Goal:
Beginning at the line containing "Enumerate this screenshot's" and continuing to the end of the records below, give each line again exactly as it stands, and only those lines.

--- begin Information given ---

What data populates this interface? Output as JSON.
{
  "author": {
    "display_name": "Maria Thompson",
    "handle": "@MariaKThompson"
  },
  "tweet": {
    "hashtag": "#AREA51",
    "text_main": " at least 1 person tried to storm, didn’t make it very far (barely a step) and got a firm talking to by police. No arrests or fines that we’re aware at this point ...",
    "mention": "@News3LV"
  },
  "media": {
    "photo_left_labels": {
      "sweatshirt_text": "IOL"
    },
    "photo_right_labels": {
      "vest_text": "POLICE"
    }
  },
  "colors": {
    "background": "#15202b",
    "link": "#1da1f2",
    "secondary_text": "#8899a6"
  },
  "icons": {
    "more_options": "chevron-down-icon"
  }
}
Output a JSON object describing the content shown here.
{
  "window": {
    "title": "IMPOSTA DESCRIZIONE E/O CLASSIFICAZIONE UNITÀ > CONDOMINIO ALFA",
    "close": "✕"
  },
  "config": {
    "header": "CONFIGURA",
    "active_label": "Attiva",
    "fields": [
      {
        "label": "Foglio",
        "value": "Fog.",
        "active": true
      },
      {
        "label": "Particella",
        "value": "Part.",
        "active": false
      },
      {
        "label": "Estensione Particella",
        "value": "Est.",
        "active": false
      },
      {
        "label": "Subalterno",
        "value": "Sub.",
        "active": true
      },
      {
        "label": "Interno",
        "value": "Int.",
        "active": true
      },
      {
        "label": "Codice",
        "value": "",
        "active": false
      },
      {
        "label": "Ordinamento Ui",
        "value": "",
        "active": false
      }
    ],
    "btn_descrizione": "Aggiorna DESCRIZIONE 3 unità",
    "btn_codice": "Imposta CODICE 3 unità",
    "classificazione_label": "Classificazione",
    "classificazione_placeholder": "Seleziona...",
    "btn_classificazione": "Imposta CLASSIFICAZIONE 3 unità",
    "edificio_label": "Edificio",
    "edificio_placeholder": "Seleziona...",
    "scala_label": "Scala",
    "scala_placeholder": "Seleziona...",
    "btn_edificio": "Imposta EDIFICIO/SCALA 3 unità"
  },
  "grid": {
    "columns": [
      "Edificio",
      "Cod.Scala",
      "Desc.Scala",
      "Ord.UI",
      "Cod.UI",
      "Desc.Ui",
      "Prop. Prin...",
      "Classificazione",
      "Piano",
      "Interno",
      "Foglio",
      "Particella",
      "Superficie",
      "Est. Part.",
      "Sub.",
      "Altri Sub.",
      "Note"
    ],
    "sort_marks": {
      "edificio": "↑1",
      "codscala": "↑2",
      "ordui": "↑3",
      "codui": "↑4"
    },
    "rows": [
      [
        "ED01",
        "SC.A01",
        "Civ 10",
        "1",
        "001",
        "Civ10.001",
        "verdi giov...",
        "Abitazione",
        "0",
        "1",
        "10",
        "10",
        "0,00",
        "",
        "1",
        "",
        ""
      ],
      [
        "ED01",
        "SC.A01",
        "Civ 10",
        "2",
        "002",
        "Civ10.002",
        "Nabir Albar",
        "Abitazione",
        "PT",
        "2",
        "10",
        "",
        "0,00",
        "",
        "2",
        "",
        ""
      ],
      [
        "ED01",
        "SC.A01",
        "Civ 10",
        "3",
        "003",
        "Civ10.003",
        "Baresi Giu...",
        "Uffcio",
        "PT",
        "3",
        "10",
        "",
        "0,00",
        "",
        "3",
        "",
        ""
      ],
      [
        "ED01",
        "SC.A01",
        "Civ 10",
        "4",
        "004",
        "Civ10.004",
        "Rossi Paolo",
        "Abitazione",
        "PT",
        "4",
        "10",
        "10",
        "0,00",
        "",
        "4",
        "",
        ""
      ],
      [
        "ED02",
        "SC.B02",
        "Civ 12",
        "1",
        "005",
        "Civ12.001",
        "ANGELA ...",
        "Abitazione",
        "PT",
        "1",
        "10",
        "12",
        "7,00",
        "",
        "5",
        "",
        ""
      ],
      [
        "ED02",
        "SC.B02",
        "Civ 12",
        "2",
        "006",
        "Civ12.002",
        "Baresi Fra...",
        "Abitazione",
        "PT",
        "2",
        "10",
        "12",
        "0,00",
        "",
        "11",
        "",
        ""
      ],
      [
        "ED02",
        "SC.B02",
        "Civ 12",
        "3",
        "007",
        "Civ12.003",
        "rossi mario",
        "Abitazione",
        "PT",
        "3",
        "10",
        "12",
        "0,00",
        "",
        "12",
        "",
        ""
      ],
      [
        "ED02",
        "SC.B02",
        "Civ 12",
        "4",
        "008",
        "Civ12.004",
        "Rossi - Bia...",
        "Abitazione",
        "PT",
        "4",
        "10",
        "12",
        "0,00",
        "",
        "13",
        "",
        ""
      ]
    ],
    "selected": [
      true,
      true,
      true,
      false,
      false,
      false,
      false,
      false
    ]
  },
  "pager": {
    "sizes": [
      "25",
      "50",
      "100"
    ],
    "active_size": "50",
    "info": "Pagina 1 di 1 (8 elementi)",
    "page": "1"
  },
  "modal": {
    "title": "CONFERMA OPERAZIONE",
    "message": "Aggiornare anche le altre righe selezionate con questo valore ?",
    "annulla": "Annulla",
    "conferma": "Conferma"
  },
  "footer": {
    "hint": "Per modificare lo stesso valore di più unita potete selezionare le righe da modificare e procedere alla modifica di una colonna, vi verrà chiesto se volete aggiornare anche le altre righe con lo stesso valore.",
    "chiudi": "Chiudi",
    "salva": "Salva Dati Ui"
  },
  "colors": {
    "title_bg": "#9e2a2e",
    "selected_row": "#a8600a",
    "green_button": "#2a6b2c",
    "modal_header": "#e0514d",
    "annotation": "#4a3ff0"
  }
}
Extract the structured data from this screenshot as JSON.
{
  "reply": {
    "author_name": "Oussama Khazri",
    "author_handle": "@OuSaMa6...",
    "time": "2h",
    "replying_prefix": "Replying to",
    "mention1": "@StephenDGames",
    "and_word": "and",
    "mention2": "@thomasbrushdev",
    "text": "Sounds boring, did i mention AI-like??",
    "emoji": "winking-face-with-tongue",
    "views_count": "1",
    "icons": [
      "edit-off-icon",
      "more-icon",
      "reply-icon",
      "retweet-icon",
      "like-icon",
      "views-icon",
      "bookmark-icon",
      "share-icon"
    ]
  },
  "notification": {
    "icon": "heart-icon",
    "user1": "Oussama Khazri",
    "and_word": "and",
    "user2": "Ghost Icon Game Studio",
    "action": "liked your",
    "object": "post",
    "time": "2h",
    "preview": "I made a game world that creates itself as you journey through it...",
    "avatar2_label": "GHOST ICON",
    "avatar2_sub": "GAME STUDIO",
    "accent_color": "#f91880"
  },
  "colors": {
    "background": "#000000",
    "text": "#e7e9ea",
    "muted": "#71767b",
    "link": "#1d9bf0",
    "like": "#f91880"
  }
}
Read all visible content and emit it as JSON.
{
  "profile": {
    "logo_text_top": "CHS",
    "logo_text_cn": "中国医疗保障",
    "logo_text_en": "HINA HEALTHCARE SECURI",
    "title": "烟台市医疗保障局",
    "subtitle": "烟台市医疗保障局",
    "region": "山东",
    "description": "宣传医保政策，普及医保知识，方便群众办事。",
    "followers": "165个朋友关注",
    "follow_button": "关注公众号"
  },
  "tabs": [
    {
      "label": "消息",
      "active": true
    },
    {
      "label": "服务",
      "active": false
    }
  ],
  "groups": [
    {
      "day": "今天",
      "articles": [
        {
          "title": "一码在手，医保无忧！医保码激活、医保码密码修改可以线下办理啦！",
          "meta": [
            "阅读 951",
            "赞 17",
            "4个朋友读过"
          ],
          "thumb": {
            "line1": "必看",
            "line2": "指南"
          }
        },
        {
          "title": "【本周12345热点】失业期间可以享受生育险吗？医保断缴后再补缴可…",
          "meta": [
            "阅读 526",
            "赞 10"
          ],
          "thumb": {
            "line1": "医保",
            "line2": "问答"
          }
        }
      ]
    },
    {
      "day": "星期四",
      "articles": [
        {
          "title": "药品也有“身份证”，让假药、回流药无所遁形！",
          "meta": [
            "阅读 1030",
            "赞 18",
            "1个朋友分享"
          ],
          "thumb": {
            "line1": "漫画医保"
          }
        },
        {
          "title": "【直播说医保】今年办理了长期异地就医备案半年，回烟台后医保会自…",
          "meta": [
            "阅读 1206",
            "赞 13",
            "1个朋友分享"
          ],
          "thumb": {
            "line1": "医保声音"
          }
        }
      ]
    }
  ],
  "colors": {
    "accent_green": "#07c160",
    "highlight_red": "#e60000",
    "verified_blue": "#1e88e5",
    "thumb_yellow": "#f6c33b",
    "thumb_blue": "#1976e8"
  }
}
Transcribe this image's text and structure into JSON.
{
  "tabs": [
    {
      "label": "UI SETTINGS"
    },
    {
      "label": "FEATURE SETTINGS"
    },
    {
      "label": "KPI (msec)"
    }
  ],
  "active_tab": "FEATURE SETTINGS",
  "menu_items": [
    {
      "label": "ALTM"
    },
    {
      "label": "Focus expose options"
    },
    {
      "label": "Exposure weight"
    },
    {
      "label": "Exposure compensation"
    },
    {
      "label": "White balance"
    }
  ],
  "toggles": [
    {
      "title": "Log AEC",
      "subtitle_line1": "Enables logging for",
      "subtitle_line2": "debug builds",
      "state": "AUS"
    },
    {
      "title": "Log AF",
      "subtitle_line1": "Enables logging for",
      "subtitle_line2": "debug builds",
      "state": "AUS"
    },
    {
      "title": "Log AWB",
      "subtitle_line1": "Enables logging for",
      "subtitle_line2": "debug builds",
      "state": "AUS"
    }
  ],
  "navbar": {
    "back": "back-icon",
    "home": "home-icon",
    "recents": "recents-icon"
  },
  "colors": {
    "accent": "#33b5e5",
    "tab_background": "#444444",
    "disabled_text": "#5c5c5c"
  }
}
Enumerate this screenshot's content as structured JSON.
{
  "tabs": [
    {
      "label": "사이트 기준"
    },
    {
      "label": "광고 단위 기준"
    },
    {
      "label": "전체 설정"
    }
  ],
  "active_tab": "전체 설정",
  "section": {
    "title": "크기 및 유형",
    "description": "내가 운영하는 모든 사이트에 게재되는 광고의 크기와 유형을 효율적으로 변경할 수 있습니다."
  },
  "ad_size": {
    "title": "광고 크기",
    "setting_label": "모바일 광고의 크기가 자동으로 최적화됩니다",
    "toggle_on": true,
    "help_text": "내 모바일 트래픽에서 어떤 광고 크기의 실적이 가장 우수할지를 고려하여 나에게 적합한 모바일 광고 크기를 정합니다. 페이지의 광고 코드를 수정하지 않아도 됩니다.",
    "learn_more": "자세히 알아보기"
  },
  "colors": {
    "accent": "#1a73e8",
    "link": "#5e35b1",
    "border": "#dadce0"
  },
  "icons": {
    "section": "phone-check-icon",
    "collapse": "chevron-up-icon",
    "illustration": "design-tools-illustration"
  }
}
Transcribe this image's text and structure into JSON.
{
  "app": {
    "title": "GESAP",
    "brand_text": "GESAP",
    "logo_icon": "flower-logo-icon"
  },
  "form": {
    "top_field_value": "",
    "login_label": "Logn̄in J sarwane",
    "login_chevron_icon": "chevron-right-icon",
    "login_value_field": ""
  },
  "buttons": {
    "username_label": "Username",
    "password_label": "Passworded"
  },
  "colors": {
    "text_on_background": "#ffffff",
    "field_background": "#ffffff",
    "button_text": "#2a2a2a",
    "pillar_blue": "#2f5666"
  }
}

--- end Information given ---

Final result:
Enumerate this screenshot's content as structured JSON.
{
  "tabs": [
    {
      "label": "사이트 기준"
    },
    {
      "label": "광고 단위 기준"
    },
    {
      "label": "전체 설정"
    }
  ],
  "active_tab": "전체 설정",
  "section": {
    "title": "크기 및 유형",
    "description": "내가 운영하는 모든 사이트에 게재되는 광고의 크기와 유형을 효율적으로 변경할 수 있습니다."
  },
  "ad_size": {
    "title": "광고 크기",
    "setting_label": "모바일 광고의 크기가 자동으로 최적화됩니다",
    "toggle_on": true,
    "help_text": "내 모바일 트래픽에서 어떤 광고 크기의 실적이 가장 우수할지를 고려하여 나에게 적합한 모바일 광고 크기를 정합니다. 페이지의 광고 코드를 수정하지 않아도 됩니다.",
    "learn_more": "자세히 알아보기"
  },
  "colors": {
    "accent": "#1a73e8",
    "link": "#5e35b1",
    "border": "#dadce0"
  },
  "icons": {
    "section": "phone-check-icon",
    "collapse": "chevron-up-icon",
    "illustration": "design-tools-illustration"
  }
}
Transcribe this image's text and structure into JSON.
{
  "app": {
    "title": "GESAP",
    "brand_text": "GESAP",
    "logo_icon": "flower-logo-icon"
  },
  "form": {
    "top_field_value": "",
    "login_label": "Logn̄in J sarwane",
    "login_chevron_icon": "chevron-right-icon",
    "login_value_field": ""
  },
  "buttons": {
    "username_label": "Username",
    "password_label": "Passworded"
  },
  "colors": {
    "text_on_background": "#ffffff",
    "field_background": "#ffffff",
    "button_text": "#2a2a2a",
    "pillar_blue": "#2f5666"
  }
}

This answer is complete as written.